Retype each entry below, keeping every character the same.

## [Collected data entries]
○ ○ ○ ○ ○

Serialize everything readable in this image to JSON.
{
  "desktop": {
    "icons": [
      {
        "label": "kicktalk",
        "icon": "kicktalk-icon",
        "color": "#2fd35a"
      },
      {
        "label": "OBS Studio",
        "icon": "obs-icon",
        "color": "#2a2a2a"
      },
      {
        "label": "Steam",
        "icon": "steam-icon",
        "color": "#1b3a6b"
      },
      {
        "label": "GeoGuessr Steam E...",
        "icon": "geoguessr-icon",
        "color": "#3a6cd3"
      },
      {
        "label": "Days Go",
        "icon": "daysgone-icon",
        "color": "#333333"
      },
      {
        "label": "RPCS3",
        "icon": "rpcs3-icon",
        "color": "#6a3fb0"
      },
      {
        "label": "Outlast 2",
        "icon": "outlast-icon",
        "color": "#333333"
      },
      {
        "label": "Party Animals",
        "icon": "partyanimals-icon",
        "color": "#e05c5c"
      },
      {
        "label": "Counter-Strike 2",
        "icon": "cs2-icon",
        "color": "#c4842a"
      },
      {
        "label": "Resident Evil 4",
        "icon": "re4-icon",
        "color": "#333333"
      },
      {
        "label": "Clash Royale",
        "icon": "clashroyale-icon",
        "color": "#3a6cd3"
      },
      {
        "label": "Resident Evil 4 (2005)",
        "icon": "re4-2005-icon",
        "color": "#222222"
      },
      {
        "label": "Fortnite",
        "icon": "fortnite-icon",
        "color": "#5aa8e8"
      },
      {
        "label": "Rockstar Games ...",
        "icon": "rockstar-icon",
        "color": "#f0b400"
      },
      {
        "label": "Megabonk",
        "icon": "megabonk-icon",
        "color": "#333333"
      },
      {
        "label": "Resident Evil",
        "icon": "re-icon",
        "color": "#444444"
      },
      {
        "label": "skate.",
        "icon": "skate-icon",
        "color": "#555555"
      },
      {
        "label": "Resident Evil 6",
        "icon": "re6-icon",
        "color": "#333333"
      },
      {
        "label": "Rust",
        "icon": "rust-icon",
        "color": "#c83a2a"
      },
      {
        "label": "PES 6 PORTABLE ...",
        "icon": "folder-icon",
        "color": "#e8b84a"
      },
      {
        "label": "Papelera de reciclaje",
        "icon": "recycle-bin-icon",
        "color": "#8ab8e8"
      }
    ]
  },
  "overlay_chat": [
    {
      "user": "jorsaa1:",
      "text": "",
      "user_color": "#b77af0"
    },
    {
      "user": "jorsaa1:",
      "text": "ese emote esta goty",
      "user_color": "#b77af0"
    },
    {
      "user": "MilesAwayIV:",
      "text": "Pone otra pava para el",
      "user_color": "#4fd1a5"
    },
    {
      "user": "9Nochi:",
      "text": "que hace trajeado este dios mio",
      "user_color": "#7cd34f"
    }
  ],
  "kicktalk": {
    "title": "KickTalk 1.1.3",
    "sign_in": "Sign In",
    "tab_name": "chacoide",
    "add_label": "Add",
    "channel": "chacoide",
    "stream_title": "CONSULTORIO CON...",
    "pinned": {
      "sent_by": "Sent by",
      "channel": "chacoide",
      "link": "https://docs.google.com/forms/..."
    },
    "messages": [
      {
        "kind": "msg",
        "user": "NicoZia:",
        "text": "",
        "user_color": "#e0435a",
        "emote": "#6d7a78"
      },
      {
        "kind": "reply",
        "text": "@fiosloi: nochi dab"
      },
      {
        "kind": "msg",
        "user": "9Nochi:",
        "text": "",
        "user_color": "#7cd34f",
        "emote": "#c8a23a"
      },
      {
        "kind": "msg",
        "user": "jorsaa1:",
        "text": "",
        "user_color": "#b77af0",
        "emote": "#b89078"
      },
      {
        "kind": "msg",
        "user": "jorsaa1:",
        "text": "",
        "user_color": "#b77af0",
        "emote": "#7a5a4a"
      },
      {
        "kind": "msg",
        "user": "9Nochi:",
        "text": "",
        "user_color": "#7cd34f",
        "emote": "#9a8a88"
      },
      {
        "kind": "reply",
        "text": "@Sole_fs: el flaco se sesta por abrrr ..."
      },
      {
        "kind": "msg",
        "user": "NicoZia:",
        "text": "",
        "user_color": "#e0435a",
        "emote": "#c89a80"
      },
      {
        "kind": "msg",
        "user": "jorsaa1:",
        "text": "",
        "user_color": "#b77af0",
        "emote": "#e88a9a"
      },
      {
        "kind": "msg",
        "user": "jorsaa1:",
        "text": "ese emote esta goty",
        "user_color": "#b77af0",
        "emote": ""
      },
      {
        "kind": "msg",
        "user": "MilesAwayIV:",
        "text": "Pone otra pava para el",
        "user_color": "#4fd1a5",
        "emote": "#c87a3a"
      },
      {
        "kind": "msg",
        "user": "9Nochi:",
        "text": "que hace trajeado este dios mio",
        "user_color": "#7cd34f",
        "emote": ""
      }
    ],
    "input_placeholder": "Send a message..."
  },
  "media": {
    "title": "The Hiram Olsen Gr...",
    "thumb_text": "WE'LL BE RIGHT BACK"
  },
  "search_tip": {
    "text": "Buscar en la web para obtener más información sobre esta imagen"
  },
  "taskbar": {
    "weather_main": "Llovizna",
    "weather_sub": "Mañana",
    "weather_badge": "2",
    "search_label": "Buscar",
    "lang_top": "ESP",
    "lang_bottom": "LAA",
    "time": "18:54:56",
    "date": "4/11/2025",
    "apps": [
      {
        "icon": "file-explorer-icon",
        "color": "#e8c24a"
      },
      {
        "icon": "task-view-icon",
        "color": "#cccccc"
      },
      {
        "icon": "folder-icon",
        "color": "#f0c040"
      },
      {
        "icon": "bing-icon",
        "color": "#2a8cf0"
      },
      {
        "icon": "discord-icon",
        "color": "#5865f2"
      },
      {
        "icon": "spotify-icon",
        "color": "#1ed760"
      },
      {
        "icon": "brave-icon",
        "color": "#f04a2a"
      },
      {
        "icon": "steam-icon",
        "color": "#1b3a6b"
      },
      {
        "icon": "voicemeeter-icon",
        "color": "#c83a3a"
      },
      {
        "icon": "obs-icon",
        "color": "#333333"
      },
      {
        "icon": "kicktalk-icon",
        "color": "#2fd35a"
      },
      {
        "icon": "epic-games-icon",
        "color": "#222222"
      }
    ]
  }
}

○ ○ ○ ○ ○

## [ANSWER FOR THE TASK]
Serialize everything readable in this image to JSON.
{
  "desktop": {
    "icons": [
      {
        "label": "kicktalk",
        "icon": "kicktalk-icon",
        "color": "#2fd35a"
      },
      {
        "label": "OBS Studio",
        "icon": "obs-icon",
        "color": "#2a2a2a"
      },
      {
        "label": "Steam",
        "icon": "steam-icon",
        "color": "#1b3a6b"
      },
      {
        "label": "GeoGuessr Steam E...",
        "icon": "geoguessr-icon",
        "color": "#3a6cd3"
      },
      {
        "label": "Days Go",
        "icon": "daysgone-icon",
        "color": "#333333"
      },
      {
        "label": "RPCS3",
        "icon": "rpcs3-icon",
        "color": "#6a3fb0"
      },
      {
        "label": "Outlast 2",
        "icon": "outlast-icon",
        "color": "#333333"
      },
      {
        "label": "Party Animals",
        "icon": "partyanimals-icon",
        "color": "#e05c5c"
      },
      {
        "label": "Counter-Strike 2",
        "icon": "cs2-icon",
        "color": "#c4842a"
      },
      {
        "label": "Resident Evil 4",
        "icon": "re4-icon",
        "color": "#333333"
      },
      {
        "label": "Clash Royale",
        "icon": "clashroyale-icon",
        "color": "#3a6cd3"
      },
      {
        "label": "Resident Evil 4 (2005)",
        "icon": "re4-2005-icon",
        "color": "#222222"
      },
      {
        "label": "Fortnite",
        "icon": "fortnite-icon",
        "color": "#5aa8e8"
      },
      {
        "label": "Rockstar Games ...",
        "icon": "rockstar-icon",
        "color": "#f0b400"
      },
      {
        "label": "Megabonk",
        "icon": "megabonk-icon",
        "color": "#333333"
      },
      {
        "label": "Resident Evil",
        "icon": "re-icon",
        "color": "#444444"
      },
      {
        "label": "skate.",
        "icon": "skate-icon",
        "color": "#555555"
      },
      {
        "label": "Resident Evil 6",
        "icon": "re6-icon",
        "color": "#333333"
      },
      {
        "label": "Rust",
        "icon": "rust-icon",
        "color": "#c83a2a"
      },
      {
        "label": "PES 6 PORTABLE ...",
        "icon": "folder-icon",
        "color": "#e8b84a"
      },
      {
        "label": "Papelera de reciclaje",
        "icon": "recycle-bin-icon",
        "color": "#8ab8e8"
      }
    ]
  },
  "overlay_chat": [
    {
      "user": "jorsaa1:",
      "text": "",
      "user_color": "#b77af0"
    },
    {
      "user": "jorsaa1:",
      "text": "ese emote esta goty",
      "user_color": "#b77af0"
    },
    {
      "user": "MilesAwayIV:",
      "text": "Pone otra pava para el",
      "user_color": "#4fd1a5"
    },
    {
      "user": "9Nochi:",
      "text": "que hace trajeado este dios mio",
      "user_color": "#7cd34f"
    }
  ],
  "kicktalk": {
    "title": "KickTalk 1.1.3",
    "sign_in": "Sign In",
    "tab_name": "chacoide",
    "add_label": "Add",
    "channel": "chacoide",
    "stream_title": "CONSULTORIO CON...",
    "pinned": {
      "sent_by": "Sent by",
      "channel": "chacoide",
      "link": "https://docs.google.com/forms/..."
    },
    "messages": [
      {
        "kind": "msg",
        "user": "NicoZia:",
        "text": "",
        "user_color": "#e0435a",
        "emote": "#6d7a78"
      },
      {
        "kind": "reply",
        "text": "@fiosloi: nochi dab"
      },
      {
        "kind": "msg",
        "user": "9Nochi:",
        "text": "",
        "user_color": "#7cd34f",
        "emote": "#c8a23a"
      },
      {
        "kind": "msg",
        "user": "jorsaa1:",
        "text": "",
        "user_color": "#b77af0",
        "emote": "#b89078"
      },
      {
        "kind": "msg",
        "user": "jorsaa1:",
        "text": "",
        "user_color": "#b77af0",
        "emote": "#7a5a4a"
      },
      {
        "kind": "msg",
        "user": "9Nochi:",
        "text": "",
        "user_color": "#7cd34f",
        "emote": "#9a8a88"
      },
      {
        "kind": "reply",
        "text": "@Sole_fs: el flaco se sesta por abrrr ..."
      },
      {
        "kind": "msg",
        "user": "NicoZia:",
        "text": "",
        "user_color": "#e0435a",
        "emote": "#c89a80"
      },
      {
        "kind": "msg",
        "user": "jorsaa1:",
        "text": "",
        "user_color": "#b77af0",
        "emote": "#e88a9a"
      },
      {
        "kind": "msg",
        "user": "jorsaa1:",
        "text": "ese emote esta goty",
        "user_color": "#b77af0",
        "emote": ""
      },
      {
        "kind": "msg",
        "user": "MilesAwayIV:",
        "text": "Pone otra pava para el",
        "user_color": "#4fd1a5",
        "emote": "#c87a3a"
      },
      {
        "kind": "msg",
        "user": "9Nochi:",
        "text": "que hace trajeado este dios mio",
        "user_color": "#7cd34f",
        "emote": ""
      }
    ],
    "input_placeholder": "Send a message..."
  },
  "media": {
    "title": "The Hiram Olsen Gr...",
    "thumb_text": "WE'LL BE RIGHT BACK"
  },
  "search_tip": {
    "text": "Buscar en la web para obtener más información sobre esta imagen"
  },
  "taskbar": {
    "weather_main": "Llovizna",
    "weather_sub": "Mañana",
    "weather_badge": "2",
    "search_label": "Buscar",
    "lang_top": "ESP",
    "lang_bottom": "LAA",
    "time": "18:54:56",
    "date": "4/11/2025",
    "apps": [
      {
        "icon": "file-explorer-icon",
        "color": "#e8c24a"
      },
      {
        "icon": "task-view-icon",
        "color": "#cccccc"
      },
      {
        "icon": "folder-icon",
        "color": "#f0c040"
      },
      {
        "icon": "bing-icon",
        "color": "#2a8cf0"
      },
      {
        "icon": "discord-icon",
        "color": "#5865f2"
      },
      {
        "icon": "spotify-icon",
        "color": "#1ed760"
      },
      {
        "icon": "brave-icon",
        "color": "#f04a2a"
      },
      {
        "icon": "steam-icon",
        "color": "#1b3a6b"
      },
      {
        "icon": "voicemeeter-icon",
        "color": "#c83a3a"
      },
      {
        "icon": "obs-icon",
        "color": "#333333"
      },
      {
        "icon": "kicktalk-icon",
        "color": "#2fd35a"
      },
      {
        "icon": "epic-games-icon",
        "color": "#222222"
      }
    ]
  }
}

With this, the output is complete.